Material:

——————

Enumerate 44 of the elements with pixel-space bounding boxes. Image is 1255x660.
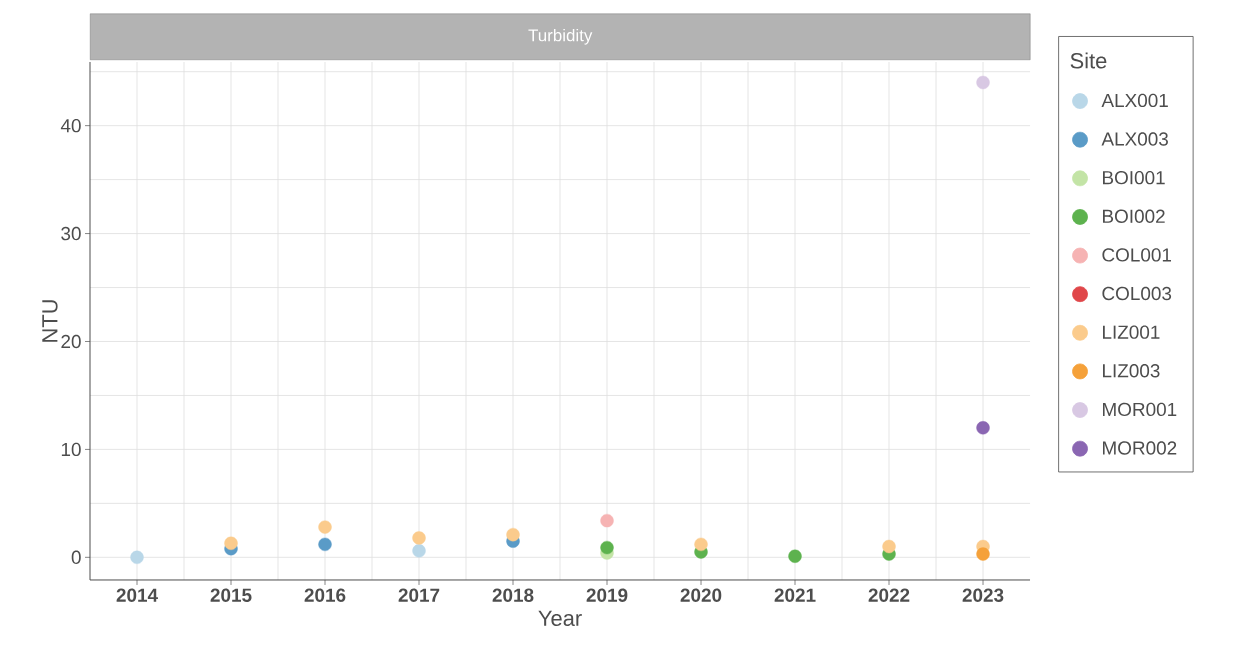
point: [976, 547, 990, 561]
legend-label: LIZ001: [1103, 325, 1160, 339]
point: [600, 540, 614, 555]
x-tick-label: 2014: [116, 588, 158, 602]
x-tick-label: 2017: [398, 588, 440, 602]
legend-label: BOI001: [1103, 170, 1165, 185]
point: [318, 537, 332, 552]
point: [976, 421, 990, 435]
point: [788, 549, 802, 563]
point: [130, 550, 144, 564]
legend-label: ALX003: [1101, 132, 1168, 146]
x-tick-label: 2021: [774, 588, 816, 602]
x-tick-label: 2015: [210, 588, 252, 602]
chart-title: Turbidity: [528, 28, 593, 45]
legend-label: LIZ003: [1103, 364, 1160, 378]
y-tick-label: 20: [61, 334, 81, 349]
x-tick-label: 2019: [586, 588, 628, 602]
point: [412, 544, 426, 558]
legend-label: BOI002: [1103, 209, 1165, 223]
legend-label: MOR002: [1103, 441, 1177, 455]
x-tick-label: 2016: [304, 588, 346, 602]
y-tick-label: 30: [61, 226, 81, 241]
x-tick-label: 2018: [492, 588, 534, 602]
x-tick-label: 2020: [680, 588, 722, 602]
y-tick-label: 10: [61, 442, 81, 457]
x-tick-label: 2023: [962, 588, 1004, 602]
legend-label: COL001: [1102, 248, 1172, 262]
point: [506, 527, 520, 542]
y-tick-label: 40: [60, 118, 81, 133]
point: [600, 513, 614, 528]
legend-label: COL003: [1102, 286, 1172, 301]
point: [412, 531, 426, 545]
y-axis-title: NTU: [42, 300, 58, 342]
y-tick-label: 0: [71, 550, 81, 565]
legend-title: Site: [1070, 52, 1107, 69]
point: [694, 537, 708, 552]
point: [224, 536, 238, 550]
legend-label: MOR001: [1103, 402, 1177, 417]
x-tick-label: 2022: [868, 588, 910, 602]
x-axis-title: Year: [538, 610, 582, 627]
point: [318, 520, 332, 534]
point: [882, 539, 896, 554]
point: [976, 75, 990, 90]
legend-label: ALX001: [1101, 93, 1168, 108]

——————

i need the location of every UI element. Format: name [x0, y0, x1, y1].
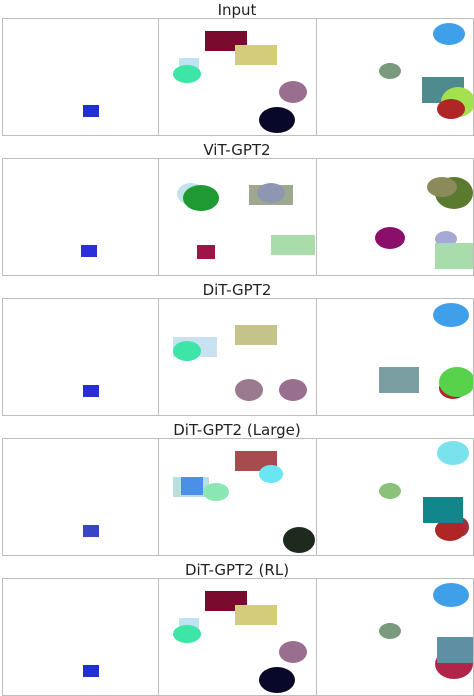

——————

Given instruction:
Write out the entries from the line containing "Enumerate 44 of" up to and including the line containing "y-tick-label: 10: [61, 442, 81, 457]", leaving the pictures out of your answer.

Output of the task:
Enumerate 44 of the elements with pixel-space bounding boxes. Image is 1255x660.
point: [976, 547, 990, 561]
legend-label: LIZ001: [1103, 325, 1160, 339]
point: [600, 540, 614, 555]
x-tick-label: 2014: [116, 588, 158, 602]
x-tick-label: 2017: [398, 588, 440, 602]
legend-label: BOI001: [1103, 170, 1165, 185]
point: [318, 537, 332, 552]
point: [976, 421, 990, 435]
point: [788, 549, 802, 563]
point: [130, 550, 144, 564]
legend-label: ALX003: [1101, 132, 1168, 146]
x-tick-label: 2021: [774, 588, 816, 602]
x-tick-label: 2015: [210, 588, 252, 602]
chart-title: Turbidity: [528, 28, 593, 45]
legend-label: LIZ003: [1103, 364, 1160, 378]
y-tick-label: 20: [61, 334, 81, 349]
x-tick-label: 2019: [586, 588, 628, 602]
point: [412, 544, 426, 558]
legend-label: BOI002: [1103, 209, 1165, 223]
legend-label: MOR002: [1103, 441, 1177, 455]
x-tick-label: 2016: [304, 588, 346, 602]
y-tick-label: 30: [61, 226, 81, 241]
x-tick-label: 2018: [492, 588, 534, 602]
x-tick-label: 2020: [680, 588, 722, 602]
y-tick-label: 10: [61, 442, 81, 457]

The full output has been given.